Text for analysis ▸

....

Eyeball Apocalypse Overblown

Dev Nag, CEO and founder of QueryPal, an enterprise chatbot based in San Francisco, asserted that the narrative that AI search will destroy content creation by stealing eyeballs fundamentally misunderstands how content ecosystems have evolved.

“Think about how we transitioned from paid newspapers and centralized TV/movie studios to ad-supported online content,” he told TechNewsWorld. “Each shift brought predictions of doom, yet we ended up with far more content — and from more content creators — than ever.

“AI is poised to dramatically expand content reach through better discovery, translation, and personalization. Rather than destroying the content economy, AI search is likely to create a more efficient marketplace where quality content finds its intended audience more effectively.”

He contended that the evidence so far doesn’t support the “eyeball apocalypse” narrative.

“While AI search is changing how people discover content, we’re seeing content creators adapt by producing more focused, high-quality material that AI systems can better understand and distribute,” he said. “The real transformation isn’t about losing eyeballs. It’s about shifting from a mass-market advertising model to more sophisticated monetization approaches.”

Nag predicted two primary models emerging: “content licensing,” where creators get paid for allowing AI systems to learn from and reference their work, even if it’s available openly otherwise, such as the recent Google-Reddit agreement, and a “value-share” system, where AI platforms distribute revenue based on how often they reference and synthesize a creator’s content.

“That’s currently possible with RAG-based systems that are able to provide explicit references — like Perplexity — and could be adapted to systems which are directly trained through sophisticated attribution tracking,” he explained.

“Search engines could do as TikTok and YouTube do and share their revenue to build up creators feeding their services,” added Rob Enderle, president and principal analyst at the Enderle Group, an advisory services firm in Bend, Ore.

“However, as AI advances,” he told TechNewsWorld, “it may need less and less human creators, which will be problematic to this future outcome.”

....

Excerpted records ▸
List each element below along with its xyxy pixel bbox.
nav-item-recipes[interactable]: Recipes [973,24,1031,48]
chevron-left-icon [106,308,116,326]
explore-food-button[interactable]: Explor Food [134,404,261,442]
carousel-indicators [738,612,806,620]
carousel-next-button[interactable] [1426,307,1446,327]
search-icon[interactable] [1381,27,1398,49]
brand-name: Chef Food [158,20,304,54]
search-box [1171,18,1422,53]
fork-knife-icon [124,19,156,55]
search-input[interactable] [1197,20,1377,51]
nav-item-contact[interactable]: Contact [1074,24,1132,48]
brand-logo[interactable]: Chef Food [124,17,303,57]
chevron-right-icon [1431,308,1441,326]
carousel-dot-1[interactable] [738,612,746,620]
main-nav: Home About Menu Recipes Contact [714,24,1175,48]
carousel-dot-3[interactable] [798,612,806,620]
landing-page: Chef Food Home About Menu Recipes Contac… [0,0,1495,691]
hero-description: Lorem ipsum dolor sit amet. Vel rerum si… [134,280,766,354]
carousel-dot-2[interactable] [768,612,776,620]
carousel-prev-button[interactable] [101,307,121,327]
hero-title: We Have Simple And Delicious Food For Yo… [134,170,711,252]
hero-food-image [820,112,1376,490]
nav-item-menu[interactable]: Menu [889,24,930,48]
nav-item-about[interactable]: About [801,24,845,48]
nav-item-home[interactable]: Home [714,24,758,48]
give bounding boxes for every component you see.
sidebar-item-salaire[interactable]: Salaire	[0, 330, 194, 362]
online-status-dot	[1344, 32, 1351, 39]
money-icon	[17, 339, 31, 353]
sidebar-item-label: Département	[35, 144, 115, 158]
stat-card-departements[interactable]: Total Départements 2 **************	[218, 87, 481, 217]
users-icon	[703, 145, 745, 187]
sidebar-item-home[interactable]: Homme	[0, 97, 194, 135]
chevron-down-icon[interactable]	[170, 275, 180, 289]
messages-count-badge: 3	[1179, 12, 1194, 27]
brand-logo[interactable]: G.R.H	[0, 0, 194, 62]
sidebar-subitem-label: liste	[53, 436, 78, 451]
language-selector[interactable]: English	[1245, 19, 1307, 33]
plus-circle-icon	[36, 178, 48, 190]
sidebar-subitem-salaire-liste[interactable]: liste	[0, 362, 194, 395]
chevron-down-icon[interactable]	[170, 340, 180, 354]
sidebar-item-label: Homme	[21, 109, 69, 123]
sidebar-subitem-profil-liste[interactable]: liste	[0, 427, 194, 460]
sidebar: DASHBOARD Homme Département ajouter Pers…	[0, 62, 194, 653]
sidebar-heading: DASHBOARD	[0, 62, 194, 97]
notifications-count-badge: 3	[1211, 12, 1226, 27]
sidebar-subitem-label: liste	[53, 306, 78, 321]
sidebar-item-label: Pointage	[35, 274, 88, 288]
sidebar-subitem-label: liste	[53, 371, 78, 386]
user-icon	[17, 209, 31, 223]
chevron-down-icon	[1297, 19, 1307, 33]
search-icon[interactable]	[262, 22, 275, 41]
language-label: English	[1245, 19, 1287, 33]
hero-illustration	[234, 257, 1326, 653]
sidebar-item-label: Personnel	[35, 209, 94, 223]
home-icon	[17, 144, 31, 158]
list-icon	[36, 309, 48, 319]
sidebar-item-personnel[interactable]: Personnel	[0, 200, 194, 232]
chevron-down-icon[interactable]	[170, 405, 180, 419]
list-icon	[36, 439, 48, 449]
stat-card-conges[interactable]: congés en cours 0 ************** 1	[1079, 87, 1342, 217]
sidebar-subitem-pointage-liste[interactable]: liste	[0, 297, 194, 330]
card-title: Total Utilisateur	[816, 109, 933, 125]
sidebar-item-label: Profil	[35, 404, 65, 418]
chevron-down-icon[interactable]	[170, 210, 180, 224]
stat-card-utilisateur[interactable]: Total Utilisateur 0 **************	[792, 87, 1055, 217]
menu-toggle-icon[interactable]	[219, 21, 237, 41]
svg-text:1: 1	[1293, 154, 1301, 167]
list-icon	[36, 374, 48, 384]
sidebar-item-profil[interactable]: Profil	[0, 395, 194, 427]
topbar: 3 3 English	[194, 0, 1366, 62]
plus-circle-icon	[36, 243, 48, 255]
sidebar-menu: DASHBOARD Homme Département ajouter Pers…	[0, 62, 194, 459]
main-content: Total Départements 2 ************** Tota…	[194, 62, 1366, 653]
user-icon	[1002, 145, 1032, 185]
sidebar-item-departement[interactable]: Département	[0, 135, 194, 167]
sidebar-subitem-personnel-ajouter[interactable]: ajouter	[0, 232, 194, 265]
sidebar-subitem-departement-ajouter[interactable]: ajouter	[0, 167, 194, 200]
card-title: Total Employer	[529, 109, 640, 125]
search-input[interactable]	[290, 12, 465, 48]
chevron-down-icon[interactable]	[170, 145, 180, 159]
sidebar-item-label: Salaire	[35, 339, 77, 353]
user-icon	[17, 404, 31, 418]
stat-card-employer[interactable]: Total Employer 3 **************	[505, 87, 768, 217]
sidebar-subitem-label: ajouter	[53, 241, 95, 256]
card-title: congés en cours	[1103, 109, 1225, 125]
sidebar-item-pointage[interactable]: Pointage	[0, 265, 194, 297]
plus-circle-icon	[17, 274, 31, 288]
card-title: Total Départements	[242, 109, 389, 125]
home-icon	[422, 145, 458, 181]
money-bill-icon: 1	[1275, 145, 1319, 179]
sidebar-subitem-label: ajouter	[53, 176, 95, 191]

....

Required tasks ▸
A. List every company, publication, or online platform that the article on AI search and content creators mentions by name.
B. Extend the article on AI search and content creators with a few more paragraphs that follow on from its final quotation.

Answers to the exercise ▸
A.
- QueryPal
- TechNewsWorld
- Google
- Reddit
- Perplexity
- TikTok
- YouTube
- Enderle Group

B.
Ross Rubin, the principal analyst at Reticle Research, a consumer technology advisory firm in New York City, pointed out that AI search is the culmination of something seen over the course of decades.

“Back in the day, long before AI, there was Ask Jeeves,” he told TechNewsWorld. “It didn’t execute on the idea very well, but the idea was, rather than get a whole bunch of links, you got an answer. In many cases, that’s what the person searching wants. It’s a better experience to be given information up front and not have to piece it together or track it down from multiple information sources.”

Downside of Big Content Deals

In his article, Brooks was critical of AI companies cutting deals with big media companies to avoid litigation or government intervention. “This policy of selective appeasement is untenable,” he wrote. “It neglects the vast majority of creators online, who cannot readily opt out of AI search and who do not have the bargaining power of a legacy publisher.”

“It takes the urgency out of reform by mollifying the loudest critics,” he continued. “It legitimizes a few AI firms through confidential and intricate commercial deals, making it difficult for new entrants to obtain equal terms or equal indemnity and potentially entrenching a new wave of search monopolists.”

“In the long term, it could create perverse incentives for AI firms to favor low-cost and low-quality sources over high-quality but more expensive news or content, fostering a culture of uncritical information consumption in the process,” he added.

At this point in the development of AI search, Sterling said it’s still too early to tell how the game will play out. “We have many assumptions and fears but need to test them and produce real data so that we’re not operating from a place of pure conjecture,” he observed.